(Data extracted from a collection)
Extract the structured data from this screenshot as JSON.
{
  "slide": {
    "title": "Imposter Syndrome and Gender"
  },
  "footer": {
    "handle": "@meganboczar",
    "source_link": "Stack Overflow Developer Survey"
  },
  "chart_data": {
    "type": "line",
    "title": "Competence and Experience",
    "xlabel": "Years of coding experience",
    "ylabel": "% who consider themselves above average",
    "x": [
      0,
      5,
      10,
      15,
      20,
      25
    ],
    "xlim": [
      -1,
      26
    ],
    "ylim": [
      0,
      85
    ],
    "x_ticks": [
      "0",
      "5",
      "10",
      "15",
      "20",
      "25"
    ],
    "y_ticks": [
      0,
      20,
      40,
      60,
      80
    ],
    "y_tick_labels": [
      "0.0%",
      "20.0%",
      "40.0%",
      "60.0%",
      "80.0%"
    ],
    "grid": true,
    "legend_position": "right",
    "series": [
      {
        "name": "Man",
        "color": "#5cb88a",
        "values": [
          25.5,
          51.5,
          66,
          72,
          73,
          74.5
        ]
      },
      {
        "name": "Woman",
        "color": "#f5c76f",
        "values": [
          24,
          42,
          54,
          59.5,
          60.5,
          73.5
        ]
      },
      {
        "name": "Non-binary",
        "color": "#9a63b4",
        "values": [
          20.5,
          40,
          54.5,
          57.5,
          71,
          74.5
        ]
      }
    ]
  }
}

→ INSTRUCTIONS FOR THE TASK:
Repeat back the data above, exact to the last character.

→ TASK RESULT:
Extract the structured data from this screenshot as JSON.
{
  "slide": {
    "title": "Imposter Syndrome and Gender"
  },
  "footer": {
    "handle": "@meganboczar",
    "source_link": "Stack Overflow Developer Survey"
  },
  "chart_data": {
    "type": "line",
    "title": "Competence and Experience",
    "xlabel": "Years of coding experience",
    "ylabel": "% who consider themselves above average",
    "x": [
      0,
      5,
      10,
      15,
      20,
      25
    ],
    "xlim": [
      -1,
      26
    ],
    "ylim": [
      0,
      85
    ],
    "x_ticks": [
      "0",
      "5",
      "10",
      "15",
      "20",
      "25"
    ],
    "y_ticks": [
      0,
      20,
      40,
      60,
      80
    ],
    "y_tick_labels": [
      "0.0%",
      "20.0%",
      "40.0%",
      "60.0%",
      "80.0%"
    ],
    "grid": true,
    "legend_position": "right",
    "series": [
      {
        "name": "Man",
        "color": "#5cb88a",
        "values": [
          25.5,
          51.5,
          66,
          72,
          73,
          74.5
        ]
      },
      {
        "name": "Woman",
        "color": "#f5c76f",
        "values": [
          24,
          42,
          54,
          59.5,
          60.5,
          73.5
        ]
      },
      {
        "name": "Non-binary",
        "color": "#9a63b4",
        "values": [
          20.5,
          40,
          54.5,
          57.5,
          71,
          74.5
        ]
      }
    ]
  }
}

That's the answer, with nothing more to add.